Pull out every line from the listing that has the word "Participantes".

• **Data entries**

☆ ☆ ☆ ☆

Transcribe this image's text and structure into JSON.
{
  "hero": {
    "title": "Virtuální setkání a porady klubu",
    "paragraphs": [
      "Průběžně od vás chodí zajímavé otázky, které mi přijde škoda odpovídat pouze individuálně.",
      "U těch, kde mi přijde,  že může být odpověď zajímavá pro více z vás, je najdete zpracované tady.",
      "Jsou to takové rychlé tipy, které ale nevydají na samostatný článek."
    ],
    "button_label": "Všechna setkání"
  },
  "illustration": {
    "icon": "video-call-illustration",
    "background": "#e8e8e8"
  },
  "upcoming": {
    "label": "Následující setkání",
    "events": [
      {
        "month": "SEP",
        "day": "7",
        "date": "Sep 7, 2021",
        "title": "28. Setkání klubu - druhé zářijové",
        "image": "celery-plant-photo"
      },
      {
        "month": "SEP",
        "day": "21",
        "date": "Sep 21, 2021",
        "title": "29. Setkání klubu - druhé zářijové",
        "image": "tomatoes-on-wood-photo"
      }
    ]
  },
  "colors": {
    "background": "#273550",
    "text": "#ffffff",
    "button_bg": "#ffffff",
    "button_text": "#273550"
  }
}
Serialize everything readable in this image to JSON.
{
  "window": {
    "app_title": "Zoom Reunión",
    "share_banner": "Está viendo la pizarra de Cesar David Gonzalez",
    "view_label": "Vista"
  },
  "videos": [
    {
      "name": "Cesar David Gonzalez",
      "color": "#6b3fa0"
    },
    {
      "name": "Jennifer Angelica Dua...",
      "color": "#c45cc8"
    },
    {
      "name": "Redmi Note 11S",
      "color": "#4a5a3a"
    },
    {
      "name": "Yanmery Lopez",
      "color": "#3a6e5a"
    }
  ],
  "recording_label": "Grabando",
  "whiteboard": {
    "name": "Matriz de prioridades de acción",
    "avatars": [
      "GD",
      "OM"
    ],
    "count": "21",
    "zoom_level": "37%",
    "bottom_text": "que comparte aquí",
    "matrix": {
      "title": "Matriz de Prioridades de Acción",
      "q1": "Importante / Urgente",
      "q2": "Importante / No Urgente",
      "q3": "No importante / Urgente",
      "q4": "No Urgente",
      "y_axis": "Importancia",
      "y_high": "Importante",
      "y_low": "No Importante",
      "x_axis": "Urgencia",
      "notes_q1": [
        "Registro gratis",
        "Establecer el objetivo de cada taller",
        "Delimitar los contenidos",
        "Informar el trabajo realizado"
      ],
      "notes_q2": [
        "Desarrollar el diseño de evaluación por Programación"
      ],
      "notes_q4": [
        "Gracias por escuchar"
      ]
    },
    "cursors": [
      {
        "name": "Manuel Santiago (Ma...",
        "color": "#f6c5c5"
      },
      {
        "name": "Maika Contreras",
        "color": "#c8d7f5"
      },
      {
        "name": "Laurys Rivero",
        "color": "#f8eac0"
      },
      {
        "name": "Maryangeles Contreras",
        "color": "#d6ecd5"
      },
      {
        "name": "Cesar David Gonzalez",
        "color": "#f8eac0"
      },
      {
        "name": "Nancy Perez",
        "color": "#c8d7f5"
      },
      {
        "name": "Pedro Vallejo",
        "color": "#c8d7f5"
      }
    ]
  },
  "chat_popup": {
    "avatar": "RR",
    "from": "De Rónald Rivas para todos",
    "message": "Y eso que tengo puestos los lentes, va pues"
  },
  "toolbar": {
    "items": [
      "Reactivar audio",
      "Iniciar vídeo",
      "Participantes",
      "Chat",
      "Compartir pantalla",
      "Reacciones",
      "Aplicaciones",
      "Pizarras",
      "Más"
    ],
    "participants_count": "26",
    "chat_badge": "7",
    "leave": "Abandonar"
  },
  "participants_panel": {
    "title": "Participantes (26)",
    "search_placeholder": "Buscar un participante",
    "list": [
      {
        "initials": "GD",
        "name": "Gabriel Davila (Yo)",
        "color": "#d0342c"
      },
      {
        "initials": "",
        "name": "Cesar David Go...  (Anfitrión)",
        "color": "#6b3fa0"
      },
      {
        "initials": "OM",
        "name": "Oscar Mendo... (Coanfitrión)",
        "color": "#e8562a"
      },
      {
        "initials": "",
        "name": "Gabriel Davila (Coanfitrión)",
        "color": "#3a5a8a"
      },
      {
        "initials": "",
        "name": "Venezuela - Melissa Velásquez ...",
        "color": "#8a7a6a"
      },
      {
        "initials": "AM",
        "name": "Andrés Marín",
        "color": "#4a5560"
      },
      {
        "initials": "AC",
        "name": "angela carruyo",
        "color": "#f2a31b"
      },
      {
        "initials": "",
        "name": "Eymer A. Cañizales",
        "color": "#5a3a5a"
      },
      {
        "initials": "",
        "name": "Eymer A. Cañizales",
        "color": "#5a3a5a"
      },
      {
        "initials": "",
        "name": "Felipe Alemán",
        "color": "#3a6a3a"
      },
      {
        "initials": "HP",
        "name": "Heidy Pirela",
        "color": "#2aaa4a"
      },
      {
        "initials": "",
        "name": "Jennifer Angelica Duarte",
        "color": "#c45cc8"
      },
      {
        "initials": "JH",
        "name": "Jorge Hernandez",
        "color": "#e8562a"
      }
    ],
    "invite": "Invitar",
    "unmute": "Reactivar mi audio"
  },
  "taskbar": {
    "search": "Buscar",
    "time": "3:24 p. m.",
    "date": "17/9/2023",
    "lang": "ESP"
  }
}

☆ ☆ ☆ ☆

• **Reply**
      "Participantes",
    "title": "Participantes (26)",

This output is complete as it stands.